(Exercise brief):
Could you transcribe the material below exactly, without leaving out a single line?

Records
· · ·

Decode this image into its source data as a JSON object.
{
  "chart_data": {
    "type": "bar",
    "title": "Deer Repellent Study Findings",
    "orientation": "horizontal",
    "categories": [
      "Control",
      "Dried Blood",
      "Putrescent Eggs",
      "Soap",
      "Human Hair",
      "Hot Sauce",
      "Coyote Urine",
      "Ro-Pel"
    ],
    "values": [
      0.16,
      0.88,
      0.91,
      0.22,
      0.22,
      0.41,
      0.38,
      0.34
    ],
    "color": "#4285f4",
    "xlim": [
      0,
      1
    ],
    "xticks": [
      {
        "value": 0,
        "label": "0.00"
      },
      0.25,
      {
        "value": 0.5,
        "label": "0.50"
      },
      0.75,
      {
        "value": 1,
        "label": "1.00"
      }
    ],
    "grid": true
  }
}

· · ·

(Answer to the exercise):
Decode this image into its source data as a JSON object.
{
  "chart_data": {
    "type": "bar",
    "title": "Deer Repellent Study Findings",
    "orientation": "horizontal",
    "categories": [
      "Control",
      "Dried Blood",
      "Putrescent Eggs",
      "Soap",
      "Human Hair",
      "Hot Sauce",
      "Coyote Urine",
      "Ro-Pel"
    ],
    "values": [
      0.16,
      0.88,
      0.91,
      0.22,
      0.22,
      0.41,
      0.38,
      0.34
    ],
    "color": "#4285f4",
    "xlim": [
      0,
      1
    ],
    "xticks": [
      {
        "value": 0,
        "label": "0.00"
      },
      0.25,
      {
        "value": 0.5,
        "label": "0.50"
      },
      0.75,
      {
        "value": 1,
        "label": "1.00"
      }
    ],
    "grid": true
  }
}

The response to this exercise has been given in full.